▶ **Records provided**:
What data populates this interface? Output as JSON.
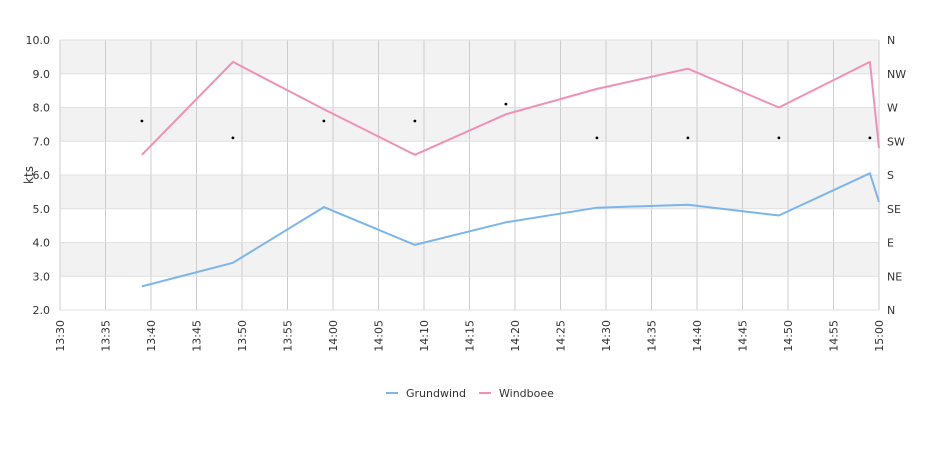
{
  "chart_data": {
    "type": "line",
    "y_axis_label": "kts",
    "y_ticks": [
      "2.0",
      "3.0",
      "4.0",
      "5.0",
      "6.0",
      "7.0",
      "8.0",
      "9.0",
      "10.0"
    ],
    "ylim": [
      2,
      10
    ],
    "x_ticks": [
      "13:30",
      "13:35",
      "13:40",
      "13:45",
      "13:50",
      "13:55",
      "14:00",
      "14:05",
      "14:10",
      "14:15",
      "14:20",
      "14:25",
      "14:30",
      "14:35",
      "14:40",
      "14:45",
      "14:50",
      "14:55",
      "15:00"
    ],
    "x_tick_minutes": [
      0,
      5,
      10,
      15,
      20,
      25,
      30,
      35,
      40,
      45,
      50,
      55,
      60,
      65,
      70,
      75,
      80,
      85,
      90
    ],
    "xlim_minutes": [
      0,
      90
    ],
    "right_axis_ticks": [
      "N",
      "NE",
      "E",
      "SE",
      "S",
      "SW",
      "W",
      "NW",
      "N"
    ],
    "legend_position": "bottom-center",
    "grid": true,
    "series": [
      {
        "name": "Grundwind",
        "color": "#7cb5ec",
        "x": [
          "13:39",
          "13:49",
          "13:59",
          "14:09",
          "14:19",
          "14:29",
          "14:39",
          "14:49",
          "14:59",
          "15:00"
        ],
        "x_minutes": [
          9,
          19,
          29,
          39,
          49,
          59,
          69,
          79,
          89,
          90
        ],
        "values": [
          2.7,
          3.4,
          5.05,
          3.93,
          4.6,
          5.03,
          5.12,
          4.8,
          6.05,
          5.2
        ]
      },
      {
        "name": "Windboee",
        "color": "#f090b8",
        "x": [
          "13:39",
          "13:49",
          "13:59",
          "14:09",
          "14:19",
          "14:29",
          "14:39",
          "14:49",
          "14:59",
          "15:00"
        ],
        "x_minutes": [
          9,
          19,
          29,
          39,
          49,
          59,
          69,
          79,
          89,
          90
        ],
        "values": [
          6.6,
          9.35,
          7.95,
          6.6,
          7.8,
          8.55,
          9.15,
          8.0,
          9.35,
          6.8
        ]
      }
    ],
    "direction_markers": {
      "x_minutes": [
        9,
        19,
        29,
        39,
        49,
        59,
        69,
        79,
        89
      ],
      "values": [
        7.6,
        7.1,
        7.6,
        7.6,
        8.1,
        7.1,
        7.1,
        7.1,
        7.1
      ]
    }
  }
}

▶ **Problem**:
Every line of text is to be repeated exactly; pictures are left out.

▶ **Correct response**:
What data populates this interface? Output as JSON.
{
  "chart_data": {
    "type": "line",
    "y_axis_label": "kts",
    "y_ticks": [
      "2.0",
      "3.0",
      "4.0",
      "5.0",
      "6.0",
      "7.0",
      "8.0",
      "9.0",
      "10.0"
    ],
    "ylim": [
      2,
      10
    ],
    "x_ticks": [
      "13:30",
      "13:35",
      "13:40",
      "13:45",
      "13:50",
      "13:55",
      "14:00",
      "14:05",
      "14:10",
      "14:15",
      "14:20",
      "14:25",
      "14:30",
      "14:35",
      "14:40",
      "14:45",
      "14:50",
      "14:55",
      "15:00"
    ],
    "x_tick_minutes": [
      0,
      5,
      10,
      15,
      20,
      25,
      30,
      35,
      40,
      45,
      50,
      55,
      60,
      65,
      70,
      75,
      80,
      85,
      90
    ],
    "xlim_minutes": [
      0,
      90
    ],
    "right_axis_ticks": [
      "N",
      "NE",
      "E",
      "SE",
      "S",
      "SW",
      "W",
      "NW",
      "N"
    ],
    "legend_position": "bottom-center",
    "grid": true,
    "series": [
      {
        "name": "Grundwind",
        "color": "#7cb5ec",
        "x": [
          "13:39",
          "13:49",
          "13:59",
          "14:09",
          "14:19",
          "14:29",
          "14:39",
          "14:49",
          "14:59",
          "15:00"
        ],
        "x_minutes": [
          9,
          19,
          29,
          39,
          49,
          59,
          69,
          79,
          89,
          90
        ],
        "values": [
          2.7,
          3.4,
          5.05,
          3.93,
          4.6,
          5.03,
          5.12,
          4.8,
          6.05,
          5.2
        ]
      },
      {
        "name": "Windboee",
        "color": "#f090b8",
        "x": [
          "13:39",
          "13:49",
          "13:59",
          "14:09",
          "14:19",
          "14:29",
          "14:39",
          "14:49",
          "14:59",
          "15:00"
        ],
        "x_minutes": [
          9,
          19,
          29,
          39,
          49,
          59,
          69,
          79,
          89,
          90
        ],
        "values": [
          6.6,
          9.35,
          7.95,
          6.6,
          7.8,
          8.55,
          9.15,
          8.0,
          9.35,
          6.8
        ]
      }
    ],
    "direction_markers": {
      "x_minutes": [
        9,
        19,
        29,
        39,
        49,
        59,
        69,
        79,
        89
      ],
      "values": [
        7.6,
        7.1,
        7.6,
        7.6,
        8.1,
        7.1,
        7.1,
        7.1,
        7.1
      ]
    }
  }
}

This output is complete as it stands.